WHAT TO WORK ON: Render the material again word for word, skipping the pictures in it.

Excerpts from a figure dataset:
>> begin
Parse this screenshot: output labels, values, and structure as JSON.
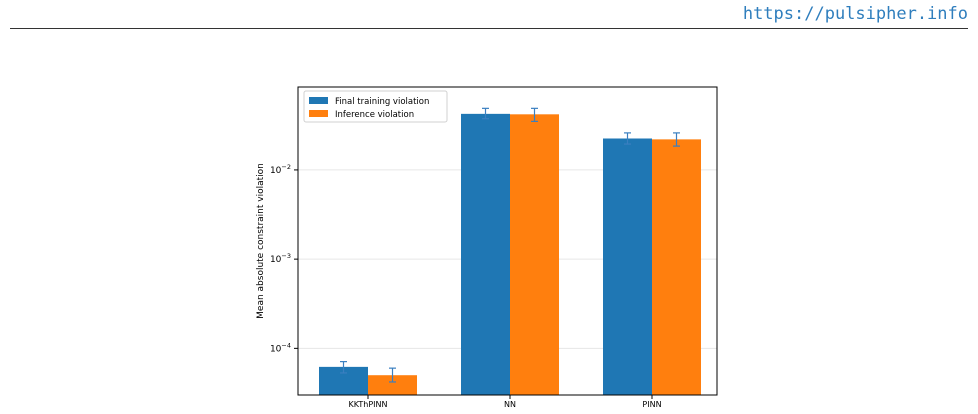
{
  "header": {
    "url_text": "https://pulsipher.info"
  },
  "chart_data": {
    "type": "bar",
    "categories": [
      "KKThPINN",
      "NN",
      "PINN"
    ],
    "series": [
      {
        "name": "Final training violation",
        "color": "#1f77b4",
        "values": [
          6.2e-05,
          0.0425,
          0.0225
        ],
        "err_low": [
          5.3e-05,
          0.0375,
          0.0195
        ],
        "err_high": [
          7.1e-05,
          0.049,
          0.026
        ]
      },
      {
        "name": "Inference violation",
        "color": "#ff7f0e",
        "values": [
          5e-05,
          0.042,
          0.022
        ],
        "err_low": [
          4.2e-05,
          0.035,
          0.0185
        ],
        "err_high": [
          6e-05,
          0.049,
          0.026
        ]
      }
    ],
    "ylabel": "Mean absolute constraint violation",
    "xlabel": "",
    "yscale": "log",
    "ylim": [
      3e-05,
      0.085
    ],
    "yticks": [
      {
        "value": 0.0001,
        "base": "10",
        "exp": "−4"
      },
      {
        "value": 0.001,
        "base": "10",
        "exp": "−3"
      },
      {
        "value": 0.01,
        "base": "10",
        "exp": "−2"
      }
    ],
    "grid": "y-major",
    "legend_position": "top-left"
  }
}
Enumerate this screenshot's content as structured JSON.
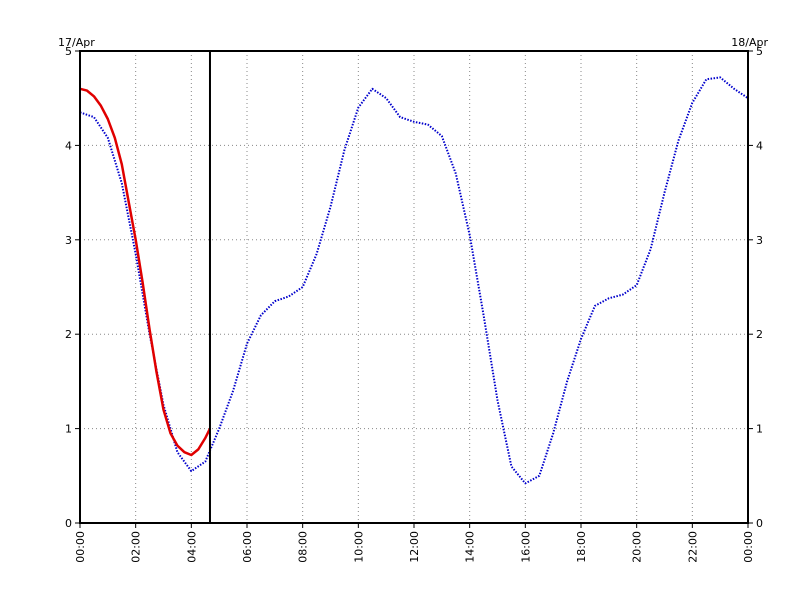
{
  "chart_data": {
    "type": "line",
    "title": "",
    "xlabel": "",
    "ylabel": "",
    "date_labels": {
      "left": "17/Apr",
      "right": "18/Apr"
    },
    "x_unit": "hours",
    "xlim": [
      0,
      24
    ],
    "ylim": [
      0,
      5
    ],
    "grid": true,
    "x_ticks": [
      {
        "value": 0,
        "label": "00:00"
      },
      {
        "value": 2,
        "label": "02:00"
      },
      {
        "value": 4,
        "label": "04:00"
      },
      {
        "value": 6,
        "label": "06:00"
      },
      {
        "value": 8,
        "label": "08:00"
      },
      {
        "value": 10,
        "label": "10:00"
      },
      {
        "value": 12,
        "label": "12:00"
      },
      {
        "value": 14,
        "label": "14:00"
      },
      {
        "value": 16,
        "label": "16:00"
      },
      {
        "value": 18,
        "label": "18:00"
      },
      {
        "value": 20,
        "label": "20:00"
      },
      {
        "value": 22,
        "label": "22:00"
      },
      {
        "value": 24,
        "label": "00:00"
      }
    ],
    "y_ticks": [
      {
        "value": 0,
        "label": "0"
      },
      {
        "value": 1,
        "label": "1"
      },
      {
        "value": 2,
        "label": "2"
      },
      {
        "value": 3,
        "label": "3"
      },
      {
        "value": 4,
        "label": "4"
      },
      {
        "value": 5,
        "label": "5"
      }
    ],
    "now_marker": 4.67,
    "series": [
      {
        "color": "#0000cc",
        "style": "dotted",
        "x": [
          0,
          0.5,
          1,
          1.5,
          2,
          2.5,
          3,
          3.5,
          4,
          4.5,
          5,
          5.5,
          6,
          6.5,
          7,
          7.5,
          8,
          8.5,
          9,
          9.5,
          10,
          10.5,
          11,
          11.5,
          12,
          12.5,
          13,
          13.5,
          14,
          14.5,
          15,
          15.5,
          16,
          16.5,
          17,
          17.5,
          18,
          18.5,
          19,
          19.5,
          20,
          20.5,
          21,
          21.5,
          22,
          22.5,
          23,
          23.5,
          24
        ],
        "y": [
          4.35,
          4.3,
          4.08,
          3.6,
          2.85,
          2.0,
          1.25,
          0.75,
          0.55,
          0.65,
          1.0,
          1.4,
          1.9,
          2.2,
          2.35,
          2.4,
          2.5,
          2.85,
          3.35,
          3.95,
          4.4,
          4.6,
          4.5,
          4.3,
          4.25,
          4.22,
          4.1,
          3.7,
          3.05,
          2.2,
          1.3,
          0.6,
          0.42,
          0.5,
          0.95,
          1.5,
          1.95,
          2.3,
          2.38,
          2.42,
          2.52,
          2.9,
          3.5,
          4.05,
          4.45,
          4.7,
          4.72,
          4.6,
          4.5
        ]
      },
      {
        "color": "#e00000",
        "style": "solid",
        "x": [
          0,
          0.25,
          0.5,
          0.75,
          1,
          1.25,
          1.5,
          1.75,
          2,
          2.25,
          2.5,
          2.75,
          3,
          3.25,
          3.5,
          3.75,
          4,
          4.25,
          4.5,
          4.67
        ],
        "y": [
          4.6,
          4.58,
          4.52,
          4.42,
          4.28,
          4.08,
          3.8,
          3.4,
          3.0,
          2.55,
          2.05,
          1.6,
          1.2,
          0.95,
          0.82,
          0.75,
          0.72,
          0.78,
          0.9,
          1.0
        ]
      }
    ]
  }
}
>> end
EXERCISE RESPONSE:
Parse this screenshot: output labels, values, and structure as JSON.
{
  "header": {
    "url_text": "https://pulsipher.info"
  },
  "chart_data": {
    "type": "bar",
    "categories": [
      "KKThPINN",
      "NN",
      "PINN"
    ],
    "series": [
      {
        "name": "Final training violation",
        "color": "#1f77b4",
        "values": [
          6.2e-05,
          0.0425,
          0.0225
        ],
        "err_low": [
          5.3e-05,
          0.0375,
          0.0195
        ],
        "err_high": [
          7.1e-05,
          0.049,
          0.026
        ]
      },
      {
        "name": "Inference violation",
        "color": "#ff7f0e",
        "values": [
          5e-05,
          0.042,
          0.022
        ],
        "err_low": [
          4.2e-05,
          0.035,
          0.0185
        ],
        "err_high": [
          6e-05,
          0.049,
          0.026
        ]
      }
    ],
    "ylabel": "Mean absolute constraint violation",
    "xlabel": "",
    "yscale": "log",
    "ylim": [
      3e-05,
      0.085
    ],
    "yticks": [
      {
        "value": 0.0001,
        "base": "10",
        "exp": "−4"
      },
      {
        "value": 0.001,
        "base": "10",
        "exp": "−3"
      },
      {
        "value": 0.01,
        "base": "10",
        "exp": "−2"
      }
    ],
    "grid": "y-major",
    "legend_position": "top-left"
  }
}
Enumerate this screenshot's content as structured JSON.
{
  "chart_data": {
    "type": "line",
    "title": "",
    "xlabel": "",
    "ylabel": "",
    "date_labels": {
      "left": "17/Apr",
      "right": "18/Apr"
    },
    "x_unit": "hours",
    "xlim": [
      0,
      24
    ],
    "ylim": [
      0,
      5
    ],
    "grid": true,
    "x_ticks": [
      {
        "value": 0,
        "label": "00:00"
      },
      {
        "value": 2,
        "label": "02:00"
      },
      {
        "value": 4,
        "label": "04:00"
      },
      {
        "value": 6,
        "label": "06:00"
      },
      {
        "value": 8,
        "label": "08:00"
      },
      {
        "value": 10,
        "label": "10:00"
      },
      {
        "value": 12,
        "label": "12:00"
      },
      {
        "value": 14,
        "label": "14:00"
      },
      {
        "value": 16,
        "label": "16:00"
      },
      {
        "value": 18,
        "label": "18:00"
      },
      {
        "value": 20,
        "label": "20:00"
      },
      {
        "value": 22,
        "label": "22:00"
      },
      {
        "value": 24,
        "label": "00:00"
      }
    ],
    "y_ticks": [
      {
        "value": 0,
        "label": "0"
      },
      {
        "value": 1,
        "label": "1"
      },
      {
        "value": 2,
        "label": "2"
      },
      {
        "value": 3,
        "label": "3"
      },
      {
        "value": 4,
        "label": "4"
      },
      {
        "value": 5,
        "label": "5"
      }
    ],
    "now_marker": 4.67,
    "series": [
      {
        "color": "#0000cc",
        "style": "dotted",
        "x": [
          0,
          0.5,
          1,
          1.5,
          2,
          2.5,
          3,
          3.5,
          4,
          4.5,
          5,
          5.5,
          6,
          6.5,
          7,
          7.5,
          8,
          8.5,
          9,
          9.5,
          10,
          10.5,
          11,
          11.5,
          12,
          12.5,
          13,
          13.5,
          14,
          14.5,
          15,
          15.5,
          16,
          16.5,
          17,
          17.5,
          18,
          18.5,
          19,
          19.5,
          20,
          20.5,
          21,
          21.5,
          22,
          22.5,
          23,
          23.5,
          24
        ],
        "y": [
          4.35,
          4.3,
          4.08,
          3.6,
          2.85,
          2.0,
          1.25,
          0.75,
          0.55,
          0.65,
          1.0,
          1.4,
          1.9,
          2.2,
          2.35,
          2.4,
          2.5,
          2.85,
          3.35,
          3.95,
          4.4,
          4.6,
          4.5,
          4.3,
          4.25,
          4.22,
          4.1,
          3.7,
          3.05,
          2.2,
          1.3,
          0.6,
          0.42,
          0.5,
          0.95,
          1.5,
          1.95,
          2.3,
          2.38,
          2.42,
          2.52,
          2.9,
          3.5,
          4.05,
          4.45,
          4.7,
          4.72,
          4.6,
          4.5
        ]
      },
      {
        "color": "#e00000",
        "style": "solid",
        "x": [
          0,
          0.25,
          0.5,
          0.75,
          1,
          1.25,
          1.5,
          1.75,
          2,
          2.25,
          2.5,
          2.75,
          3,
          3.25,
          3.5,
          3.75,
          4,
          4.25,
          4.5,
          4.67
        ],
        "y": [
          4.6,
          4.58,
          4.52,
          4.42,
          4.28,
          4.08,
          3.8,
          3.4,
          3.0,
          2.55,
          2.05,
          1.6,
          1.2,
          0.95,
          0.82,
          0.75,
          0.72,
          0.78,
          0.9,
          1.0
        ]
      }
    ]
  }
}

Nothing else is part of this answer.